**What you need to do**
Find and copy every line in the records that includes the string "membership".

**Records for this exercise**
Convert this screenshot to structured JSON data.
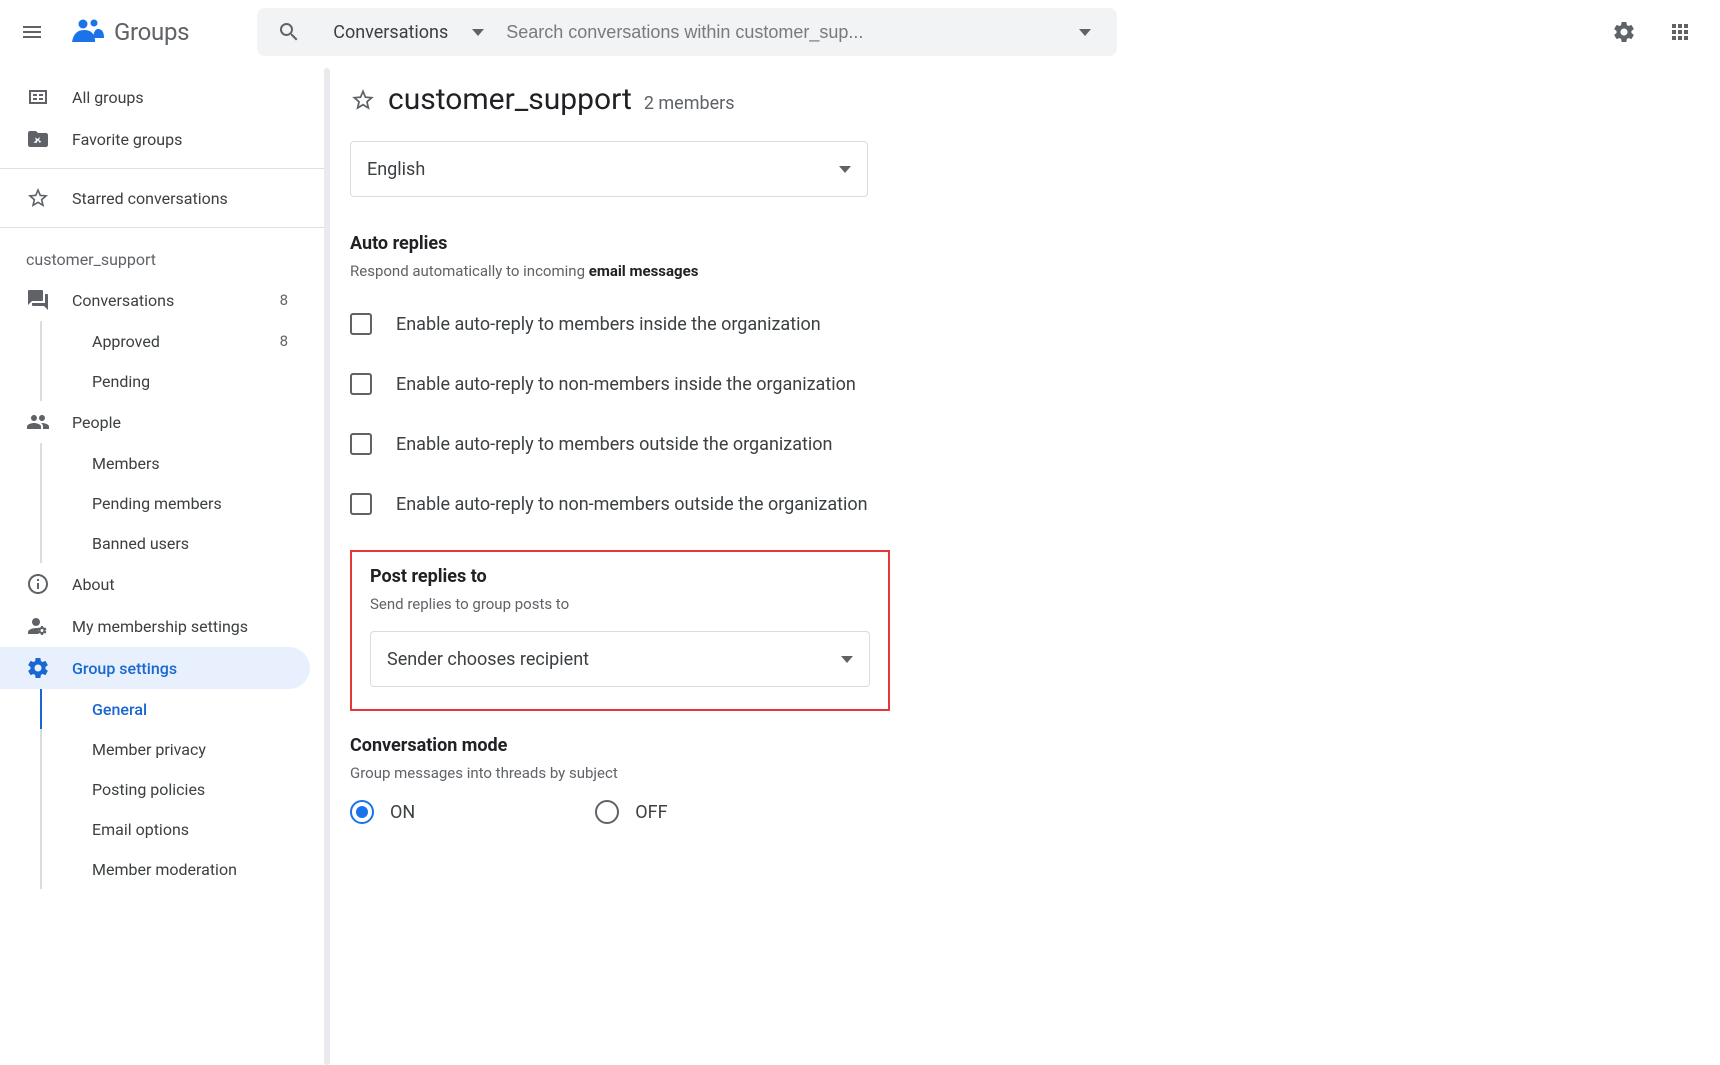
{
  "header": {
    "product": "Groups",
    "search_scope": "Conversations",
    "search_placeholder": "Search conversations within customer_sup..."
  },
  "sidebar": {
    "top": [
      {
        "label": "All groups"
      },
      {
        "label": "Favorite groups"
      }
    ],
    "starred": "Starred conversations",
    "group_name": "customer_support",
    "conversations": {
      "label": "Conversations",
      "count": "8"
    },
    "conv_children": [
      {
        "label": "Approved",
        "count": "8"
      },
      {
        "label": "Pending"
      }
    ],
    "people": {
      "label": "People"
    },
    "people_children": [
      {
        "label": "Members"
      },
      {
        "label": "Pending members"
      },
      {
        "label": "Banned users"
      }
    ],
    "about": {
      "label": "About"
    },
    "membership": {
      "label": "My membership settings"
    },
    "settings": {
      "label": "Group settings"
    },
    "settings_children": [
      {
        "label": "General"
      },
      {
        "label": "Member privacy"
      },
      {
        "label": "Posting policies"
      },
      {
        "label": "Email options"
      },
      {
        "label": "Member moderation"
      }
    ]
  },
  "main": {
    "group_title": "customer_support",
    "member_count": "2 members",
    "language_select": "English",
    "auto_replies": {
      "title": "Auto replies",
      "subtitle_prefix": "Respond automatically to incoming ",
      "subtitle_bold": "email messages",
      "options": [
        "Enable auto-reply to members inside the organization",
        "Enable auto-reply to non-members inside the organization",
        "Enable auto-reply to members outside the organization",
        "Enable auto-reply to non-members outside the organization"
      ]
    },
    "post_replies": {
      "title": "Post replies to",
      "subtitle": "Send replies to group posts to",
      "selected": "Sender chooses recipient"
    },
    "conversation_mode": {
      "title": "Conversation mode",
      "subtitle": "Group messages into threads by subject",
      "on": "ON",
      "off": "OFF"
    }
  }
}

**Full answer**
    "membership": {
      "label": "My membership settings"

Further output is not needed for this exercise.